▶ _Instructions for the task_: An exact copy of every record is needed.

[Stored items from a collection]
--- Begin ---
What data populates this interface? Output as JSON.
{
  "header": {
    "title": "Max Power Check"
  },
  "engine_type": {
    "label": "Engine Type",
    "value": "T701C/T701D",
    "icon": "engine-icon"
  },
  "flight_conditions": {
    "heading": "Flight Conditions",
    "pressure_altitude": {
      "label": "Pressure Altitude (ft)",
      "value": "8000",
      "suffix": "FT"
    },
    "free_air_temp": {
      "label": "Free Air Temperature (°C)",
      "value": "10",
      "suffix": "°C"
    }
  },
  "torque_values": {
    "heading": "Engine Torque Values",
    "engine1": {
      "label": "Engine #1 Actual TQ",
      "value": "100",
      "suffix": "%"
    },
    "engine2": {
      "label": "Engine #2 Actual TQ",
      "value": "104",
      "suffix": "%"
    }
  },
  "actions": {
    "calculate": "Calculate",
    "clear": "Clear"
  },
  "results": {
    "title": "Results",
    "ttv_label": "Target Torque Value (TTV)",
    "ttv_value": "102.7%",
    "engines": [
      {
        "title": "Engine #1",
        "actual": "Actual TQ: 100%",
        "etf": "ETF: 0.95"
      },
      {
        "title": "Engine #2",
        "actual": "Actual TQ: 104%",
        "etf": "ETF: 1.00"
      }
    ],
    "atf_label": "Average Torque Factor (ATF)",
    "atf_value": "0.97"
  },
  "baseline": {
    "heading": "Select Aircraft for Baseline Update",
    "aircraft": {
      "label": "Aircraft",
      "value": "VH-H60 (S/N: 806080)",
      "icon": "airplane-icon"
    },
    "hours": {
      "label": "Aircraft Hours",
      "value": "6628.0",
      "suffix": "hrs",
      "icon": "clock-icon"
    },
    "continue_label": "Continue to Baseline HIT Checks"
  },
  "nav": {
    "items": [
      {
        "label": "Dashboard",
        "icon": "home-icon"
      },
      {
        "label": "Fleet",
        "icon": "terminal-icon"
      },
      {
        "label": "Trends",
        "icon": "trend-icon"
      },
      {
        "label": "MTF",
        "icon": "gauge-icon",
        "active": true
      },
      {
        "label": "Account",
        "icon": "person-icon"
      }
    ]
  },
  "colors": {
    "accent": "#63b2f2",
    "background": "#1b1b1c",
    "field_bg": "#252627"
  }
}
--- End ---
▶ _Completed exercise_:
What data populates this interface? Output as JSON.
{
  "header": {
    "title": "Max Power Check"
  },
  "engine_type": {
    "label": "Engine Type",
    "value": "T701C/T701D",
    "icon": "engine-icon"
  },
  "flight_conditions": {
    "heading": "Flight Conditions",
    "pressure_altitude": {
      "label": "Pressure Altitude (ft)",
      "value": "8000",
      "suffix": "FT"
    },
    "free_air_temp": {
      "label": "Free Air Temperature (°C)",
      "value": "10",
      "suffix": "°C"
    }
  },
  "torque_values": {
    "heading": "Engine Torque Values",
    "engine1": {
      "label": "Engine #1 Actual TQ",
      "value": "100",
      "suffix": "%"
    },
    "engine2": {
      "label": "Engine #2 Actual TQ",
      "value": "104",
      "suffix": "%"
    }
  },
  "actions": {
    "calculate": "Calculate",
    "clear": "Clear"
  },
  "results": {
    "title": "Results",
    "ttv_label": "Target Torque Value (TTV)",
    "ttv_value": "102.7%",
    "engines": [
      {
        "title": "Engine #1",
        "actual": "Actual TQ: 100%",
        "etf": "ETF: 0.95"
      },
      {
        "title": "Engine #2",
        "actual": "Actual TQ: 104%",
        "etf": "ETF: 1.00"
      }
    ],
    "atf_label": "Average Torque Factor (ATF)",
    "atf_value": "0.97"
  },
  "baseline": {
    "heading": "Select Aircraft for Baseline Update",
    "aircraft": {
      "label": "Aircraft",
      "value": "VH-H60 (S/N: 806080)",
      "icon": "airplane-icon"
    },
    "hours": {
      "label": "Aircraft Hours",
      "value": "6628.0",
      "suffix": "hrs",
      "icon": "clock-icon"
    },
    "continue_label": "Continue to Baseline HIT Checks"
  },
  "nav": {
    "items": [
      {
        "label": "Dashboard",
        "icon": "home-icon"
      },
      {
        "label": "Fleet",
        "icon": "terminal-icon"
      },
      {
        "label": "Trends",
        "icon": "trend-icon"
      },
      {
        "label": "MTF",
        "icon": "gauge-icon",
        "active": true
      },
      {
        "label": "Account",
        "icon": "person-icon"
      }
    ]
  },
  "colors": {
    "accent": "#63b2f2",
    "background": "#1b1b1c",
    "field_bg": "#252627"
  }
}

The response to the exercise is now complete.